* GIVEN TASK
A faithful transcription of all the data is required.

* ENTRIES SUPPLIED

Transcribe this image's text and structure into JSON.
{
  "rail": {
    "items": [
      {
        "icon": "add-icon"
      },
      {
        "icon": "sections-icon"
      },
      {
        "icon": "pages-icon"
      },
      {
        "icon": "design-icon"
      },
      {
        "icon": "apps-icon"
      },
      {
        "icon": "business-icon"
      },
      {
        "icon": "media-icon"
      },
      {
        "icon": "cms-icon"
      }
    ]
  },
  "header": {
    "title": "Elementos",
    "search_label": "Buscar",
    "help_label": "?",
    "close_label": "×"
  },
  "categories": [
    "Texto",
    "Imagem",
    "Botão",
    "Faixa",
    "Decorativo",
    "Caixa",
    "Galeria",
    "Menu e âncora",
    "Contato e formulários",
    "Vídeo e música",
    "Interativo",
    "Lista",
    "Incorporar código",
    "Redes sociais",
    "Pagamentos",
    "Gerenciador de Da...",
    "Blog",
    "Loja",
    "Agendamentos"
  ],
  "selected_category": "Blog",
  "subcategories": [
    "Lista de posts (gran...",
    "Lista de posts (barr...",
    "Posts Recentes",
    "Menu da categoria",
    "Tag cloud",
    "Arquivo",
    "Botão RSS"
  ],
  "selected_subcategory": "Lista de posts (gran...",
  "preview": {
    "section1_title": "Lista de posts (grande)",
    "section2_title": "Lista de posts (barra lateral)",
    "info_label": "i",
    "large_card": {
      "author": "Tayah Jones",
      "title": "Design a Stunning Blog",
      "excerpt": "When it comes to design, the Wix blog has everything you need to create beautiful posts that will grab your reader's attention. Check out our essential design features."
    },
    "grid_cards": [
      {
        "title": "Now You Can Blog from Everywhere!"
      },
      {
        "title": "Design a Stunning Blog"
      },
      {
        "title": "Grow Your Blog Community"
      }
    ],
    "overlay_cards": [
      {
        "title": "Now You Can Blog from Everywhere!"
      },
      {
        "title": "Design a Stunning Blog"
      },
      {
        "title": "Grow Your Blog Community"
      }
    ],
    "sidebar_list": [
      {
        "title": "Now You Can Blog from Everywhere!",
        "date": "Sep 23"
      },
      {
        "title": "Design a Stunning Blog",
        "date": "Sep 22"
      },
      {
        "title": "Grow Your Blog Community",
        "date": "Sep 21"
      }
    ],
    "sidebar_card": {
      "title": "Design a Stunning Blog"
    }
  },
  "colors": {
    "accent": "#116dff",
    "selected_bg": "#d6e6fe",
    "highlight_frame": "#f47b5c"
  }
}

* RESPONSE
Transcribe this image's text and structure into JSON.
{
  "rail": {
    "items": [
      {
        "icon": "add-icon"
      },
      {
        "icon": "sections-icon"
      },
      {
        "icon": "pages-icon"
      },
      {
        "icon": "design-icon"
      },
      {
        "icon": "apps-icon"
      },
      {
        "icon": "business-icon"
      },
      {
        "icon": "media-icon"
      },
      {
        "icon": "cms-icon"
      }
    ]
  },
  "header": {
    "title": "Elementos",
    "search_label": "Buscar",
    "help_label": "?",
    "close_label": "×"
  },
  "categories": [
    "Texto",
    "Imagem",
    "Botão",
    "Faixa",
    "Decorativo",
    "Caixa",
    "Galeria",
    "Menu e âncora",
    "Contato e formulários",
    "Vídeo e música",
    "Interativo",
    "Lista",
    "Incorporar código",
    "Redes sociais",
    "Pagamentos",
    "Gerenciador de Da...",
    "Blog",
    "Loja",
    "Agendamentos"
  ],
  "selected_category": "Blog",
  "subcategories": [
    "Lista de posts (gran...",
    "Lista de posts (barr...",
    "Posts Recentes",
    "Menu da categoria",
    "Tag cloud",
    "Arquivo",
    "Botão RSS"
  ],
  "selected_subcategory": "Lista de posts (gran...",
  "preview": {
    "section1_title": "Lista de posts (grande)",
    "section2_title": "Lista de posts (barra lateral)",
    "info_label": "i",
    "large_card": {
      "author": "Tayah Jones",
      "title": "Design a Stunning Blog",
      "excerpt": "When it comes to design, the Wix blog has everything you need to create beautiful posts that will grab your reader's attention. Check out our essential design features."
    },
    "grid_cards": [
      {
        "title": "Now You Can Blog from Everywhere!"
      },
      {
        "title": "Design a Stunning Blog"
      },
      {
        "title": "Grow Your Blog Community"
      }
    ],
    "overlay_cards": [
      {
        "title": "Now You Can Blog from Everywhere!"
      },
      {
        "title": "Design a Stunning Blog"
      },
      {
        "title": "Grow Your Blog Community"
      }
    ],
    "sidebar_list": [
      {
        "title": "Now You Can Blog from Everywhere!",
        "date": "Sep 23"
      },
      {
        "title": "Design a Stunning Blog",
        "date": "Sep 22"
      },
      {
        "title": "Grow Your Blog Community",
        "date": "Sep 21"
      }
    ],
    "sidebar_card": {
      "title": "Design a Stunning Blog"
    }
  },
  "colors": {
    "accent": "#116dff",
    "selected_bg": "#d6e6fe",
    "highlight_frame": "#f47b5c"
  }
}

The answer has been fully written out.